**Your goal**:
Would you set down every line of the records below, word for word and unchanged?

Stored entries
╔══

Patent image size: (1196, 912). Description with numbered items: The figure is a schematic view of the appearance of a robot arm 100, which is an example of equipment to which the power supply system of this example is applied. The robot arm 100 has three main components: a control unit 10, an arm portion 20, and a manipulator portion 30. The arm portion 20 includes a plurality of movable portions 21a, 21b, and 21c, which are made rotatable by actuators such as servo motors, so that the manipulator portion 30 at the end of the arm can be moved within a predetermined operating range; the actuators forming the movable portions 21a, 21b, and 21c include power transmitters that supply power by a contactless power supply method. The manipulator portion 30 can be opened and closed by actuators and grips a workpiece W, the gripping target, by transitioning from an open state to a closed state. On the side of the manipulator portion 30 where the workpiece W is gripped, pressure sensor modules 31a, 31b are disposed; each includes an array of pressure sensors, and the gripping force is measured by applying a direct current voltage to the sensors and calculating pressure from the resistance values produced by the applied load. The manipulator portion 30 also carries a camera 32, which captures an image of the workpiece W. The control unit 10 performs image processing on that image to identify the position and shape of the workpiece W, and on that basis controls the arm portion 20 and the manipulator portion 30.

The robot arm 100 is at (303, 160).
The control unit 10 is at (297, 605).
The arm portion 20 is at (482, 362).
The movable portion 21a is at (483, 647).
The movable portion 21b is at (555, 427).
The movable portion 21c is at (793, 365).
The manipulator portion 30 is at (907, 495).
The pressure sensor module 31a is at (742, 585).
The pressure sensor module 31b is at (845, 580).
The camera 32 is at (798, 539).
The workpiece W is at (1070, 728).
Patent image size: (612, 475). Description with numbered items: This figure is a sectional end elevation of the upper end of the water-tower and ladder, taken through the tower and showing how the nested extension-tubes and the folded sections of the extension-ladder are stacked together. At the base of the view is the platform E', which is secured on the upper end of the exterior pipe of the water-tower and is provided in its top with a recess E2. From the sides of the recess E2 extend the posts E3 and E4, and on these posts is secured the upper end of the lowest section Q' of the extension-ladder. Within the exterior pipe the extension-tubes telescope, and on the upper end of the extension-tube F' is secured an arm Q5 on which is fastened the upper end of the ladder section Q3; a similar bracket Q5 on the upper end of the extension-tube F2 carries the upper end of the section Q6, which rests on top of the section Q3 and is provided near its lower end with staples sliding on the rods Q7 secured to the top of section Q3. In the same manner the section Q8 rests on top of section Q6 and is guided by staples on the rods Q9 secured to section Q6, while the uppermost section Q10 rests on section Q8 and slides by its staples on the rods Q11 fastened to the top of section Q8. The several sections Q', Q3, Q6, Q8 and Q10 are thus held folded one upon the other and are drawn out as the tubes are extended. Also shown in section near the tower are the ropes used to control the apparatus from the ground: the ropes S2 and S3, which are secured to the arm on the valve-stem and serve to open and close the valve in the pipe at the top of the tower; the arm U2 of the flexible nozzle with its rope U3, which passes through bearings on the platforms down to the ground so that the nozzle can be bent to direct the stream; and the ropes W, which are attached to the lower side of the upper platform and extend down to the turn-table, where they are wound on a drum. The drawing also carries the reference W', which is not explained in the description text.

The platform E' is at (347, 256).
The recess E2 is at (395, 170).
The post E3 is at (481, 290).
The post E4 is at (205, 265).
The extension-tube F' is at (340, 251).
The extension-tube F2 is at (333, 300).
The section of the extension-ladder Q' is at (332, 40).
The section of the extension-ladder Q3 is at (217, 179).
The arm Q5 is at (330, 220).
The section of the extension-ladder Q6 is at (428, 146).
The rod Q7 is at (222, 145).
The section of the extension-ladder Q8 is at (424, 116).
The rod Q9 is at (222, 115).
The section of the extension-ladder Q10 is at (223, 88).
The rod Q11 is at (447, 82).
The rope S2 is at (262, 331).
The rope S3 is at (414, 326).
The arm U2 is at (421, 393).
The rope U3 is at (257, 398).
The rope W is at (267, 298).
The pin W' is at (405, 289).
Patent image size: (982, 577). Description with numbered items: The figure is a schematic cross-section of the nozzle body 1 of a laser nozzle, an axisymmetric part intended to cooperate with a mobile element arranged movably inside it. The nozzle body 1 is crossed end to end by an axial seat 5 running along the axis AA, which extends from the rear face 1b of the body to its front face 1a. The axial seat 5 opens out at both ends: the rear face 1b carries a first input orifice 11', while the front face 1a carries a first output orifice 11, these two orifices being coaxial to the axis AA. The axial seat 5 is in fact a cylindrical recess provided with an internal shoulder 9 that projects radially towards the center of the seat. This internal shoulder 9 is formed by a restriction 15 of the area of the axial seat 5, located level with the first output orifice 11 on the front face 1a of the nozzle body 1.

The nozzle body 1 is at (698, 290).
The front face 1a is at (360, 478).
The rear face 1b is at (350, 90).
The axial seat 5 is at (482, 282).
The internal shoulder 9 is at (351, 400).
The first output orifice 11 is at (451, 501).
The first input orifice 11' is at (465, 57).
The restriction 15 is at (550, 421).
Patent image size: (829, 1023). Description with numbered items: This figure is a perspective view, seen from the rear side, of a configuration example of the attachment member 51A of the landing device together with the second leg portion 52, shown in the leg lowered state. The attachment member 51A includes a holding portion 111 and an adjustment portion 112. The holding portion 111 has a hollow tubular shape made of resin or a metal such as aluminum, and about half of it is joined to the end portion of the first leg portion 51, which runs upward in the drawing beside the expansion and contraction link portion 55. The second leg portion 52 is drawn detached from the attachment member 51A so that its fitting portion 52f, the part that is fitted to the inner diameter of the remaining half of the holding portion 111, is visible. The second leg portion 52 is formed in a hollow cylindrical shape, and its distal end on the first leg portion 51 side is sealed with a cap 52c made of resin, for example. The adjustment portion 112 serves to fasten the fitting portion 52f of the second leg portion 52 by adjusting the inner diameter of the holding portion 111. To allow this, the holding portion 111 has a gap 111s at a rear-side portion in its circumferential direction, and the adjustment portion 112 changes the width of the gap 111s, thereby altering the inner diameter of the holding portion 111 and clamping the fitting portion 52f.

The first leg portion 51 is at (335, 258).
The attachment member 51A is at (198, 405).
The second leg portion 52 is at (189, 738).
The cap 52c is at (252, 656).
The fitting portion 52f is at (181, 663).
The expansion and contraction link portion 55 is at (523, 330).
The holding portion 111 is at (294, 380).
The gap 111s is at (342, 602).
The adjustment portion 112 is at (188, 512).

╚══

**Exercise response**:
Patent image size: (1196, 912). Description with numbered items: The figure is a schematic view of the appearance of a robot arm 100, which is an example of equipment to which the power supply system of this example is applied. The robot arm 100 has three main components: a control unit 10, an arm portion 20, and a manipulator portion 30. The arm portion 20 includes a plurality of movable portions 21a, 21b, and 21c, which are made rotatable by actuators such as servo motors, so that the manipulator portion 30 at the end of the arm can be moved within a predetermined operating range; the actuators forming the movable portions 21a, 21b, and 21c include power transmitters that supply power by a contactless power supply method. The manipulator portion 30 can be opened and closed by actuators and grips a workpiece W, the gripping target, by transitioning from an open state to a closed state. On the side of the manipulator portion 30 where the workpiece W is gripped, pressure sensor modules 31a, 31b are disposed; each includes an array of pressure sensors, and the gripping force is measured by applying a direct current voltage to the sensors and calculating pressure from the resistance values produced by the applied load. The manipulator portion 30 also carries a camera 32, which captures an image of the workpiece W. The control unit 10 performs image processing on that image to identify the position and shape of the workpiece W, and on that basis controls the arm portion 20 and the manipulator portion 30.

The robot arm 100 is at (303, 160).
The control unit 10 is at (297, 605).
The arm portion 20 is at (482, 362).
The movable portion 21a is at (483, 647).
The movable portion 21b is at (555, 427).
The movable portion 21c is at (793, 365).
The manipulator portion 30 is at (907, 495).
The pressure sensor module 31a is at (742, 585).
The pressure sensor module 31b is at (845, 580).
The camera 32 is at (798, 539).
The workpiece W is at (1070, 728).
Patent image size: (612, 475). Description with numbered items: This figure is a sectional end elevation of the upper end of the water-tower and ladder, taken through the tower and showing how the nested extension-tubes and the folded sections of the extension-ladder are stacked together. At the base of the view is the platform E', which is secured on the upper end of the exterior pipe of the water-tower and is provided in its top with a recess E2. From the sides of the recess E2 extend the posts E3 and E4, and on these posts is secured the upper end of the lowest section Q' of the extension-ladder. Within the exterior pipe the extension-tubes telescope, and on the upper end of the extension-tube F' is secured an arm Q5 on which is fastened the upper end of the ladder section Q3; a similar bracket Q5 on the upper end of the extension-tube F2 carries the upper end of the section Q6, which rests on top of the section Q3 and is provided near its lower end with staples sliding on the rods Q7 secured to the top of section Q3. In the same manner the section Q8 rests on top of section Q6 and is guided by staples on the rods Q9 secured to section Q6, while the uppermost section Q10 rests on section Q8 and slides by its staples on the rods Q11 fastened to the top of section Q8. The several sections Q', Q3, Q6, Q8 and Q10 are thus held folded one upon the other and are drawn out as the tubes are extended. Also shown in section near the tower are the ropes used to control the apparatus from the ground: the ropes S2 and S3, which are secured to the arm on the valve-stem and serve to open and close the valve in the pipe at the top of the tower; the arm U2 of the flexible nozzle with its rope U3, which passes through bearings on the platforms down to the ground so that the nozzle can be bent to direct the stream; and the ropes W, which are attached to the lower side of the upper platform and extend down to the turn-table, where they are wound on a drum. The drawing also carries the reference W', which is not explained in the description text.

The platform E' is at (347, 256).
The recess E2 is at (395, 170).
The post E3 is at (481, 290).
The post E4 is at (205, 265).
The extension-tube F' is at (340, 251).
The extension-tube F2 is at (333, 300).
The section of the extension-ladder Q' is at (332, 40).
The section of the extension-ladder Q3 is at (217, 179).
The arm Q5 is at (330, 220).
The section of the extension-ladder Q6 is at (428, 146).
The rod Q7 is at (222, 145).
The section of the extension-ladder Q8 is at (424, 116).
The rod Q9 is at (222, 115).
The section of the extension-ladder Q10 is at (223, 88).
The rod Q11 is at (447, 82).
The rope S2 is at (262, 331).
The rope S3 is at (414, 326).
The arm U2 is at (421, 393).
The rope U3 is at (257, 398).
The rope W is at (267, 298).
The pin W' is at (405, 289).
Patent image size: (982, 577). Description with numbered items: The figure is a schematic cross-section of the nozzle body 1 of a laser nozzle, an axisymmetric part intended to cooperate with a mobile element arranged movably inside it. The nozzle body 1 is crossed end to end by an axial seat 5 running along the axis AA, which extends from the rear face 1b of the body to its front face 1a. The axial seat 5 opens out at both ends: the rear face 1b carries a first input orifice 11', while the front face 1a carries a first output orifice 11, these two orifices being coaxial to the axis AA. The axial seat 5 is in fact a cylindrical recess provided with an internal shoulder 9 that projects radially towards the center of the seat. This internal shoulder 9 is formed by a restriction 15 of the area of the axial seat 5, located level with the first output orifice 11 on the front face 1a of the nozzle body 1.

The nozzle body 1 is at (698, 290).
The front face 1a is at (360, 478).
The rear face 1b is at (350, 90).
The axial seat 5 is at (482, 282).
The internal shoulder 9 is at (351, 400).
The first output orifice 11 is at (451, 501).
The first input orifice 11' is at (465, 57).
The restriction 15 is at (550, 421).
Patent image size: (829, 1023). Description with numbered items: This figure is a perspective view, seen from the rear side, of a configuration example of the attachment member 51A of the landing device together with the second leg portion 52, shown in the leg lowered state. The attachment member 51A includes a holding portion 111 and an adjustment portion 112. The holding portion 111 has a hollow tubular shape made of resin or a metal such as aluminum, and about half of it is joined to the end portion of the first leg portion 51, which runs upward in the drawing beside the expansion and contraction link portion 55. The second leg portion 52 is drawn detached from the attachment member 51A so that its fitting portion 52f, the part that is fitted to the inner diameter of the remaining half of the holding portion 111, is visible. The second leg portion 52 is formed in a hollow cylindrical shape, and its distal end on the first leg portion 51 side is sealed with a cap 52c made of resin, for example. The adjustment portion 112 serves to fasten the fitting portion 52f of the second leg portion 52 by adjusting the inner diameter of the holding portion 111. To allow this, the holding portion 111 has a gap 111s at a rear-side portion in its circumferential direction, and the adjustment portion 112 changes the width of the gap 111s, thereby altering the inner diameter of the holding portion 111 and clamping the fitting portion 52f.

The first leg portion 51 is at (335, 258).
The attachment member 51A is at (198, 405).
The second leg portion 52 is at (189, 738).
The cap 52c is at (252, 656).
The fitting portion 52f is at (181, 663).
The expansion and contraction link portion 55 is at (523, 330).
The holding portion 111 is at (294, 380).
The gap 111s is at (342, 602).
The adjustment portion 112 is at (188, 512).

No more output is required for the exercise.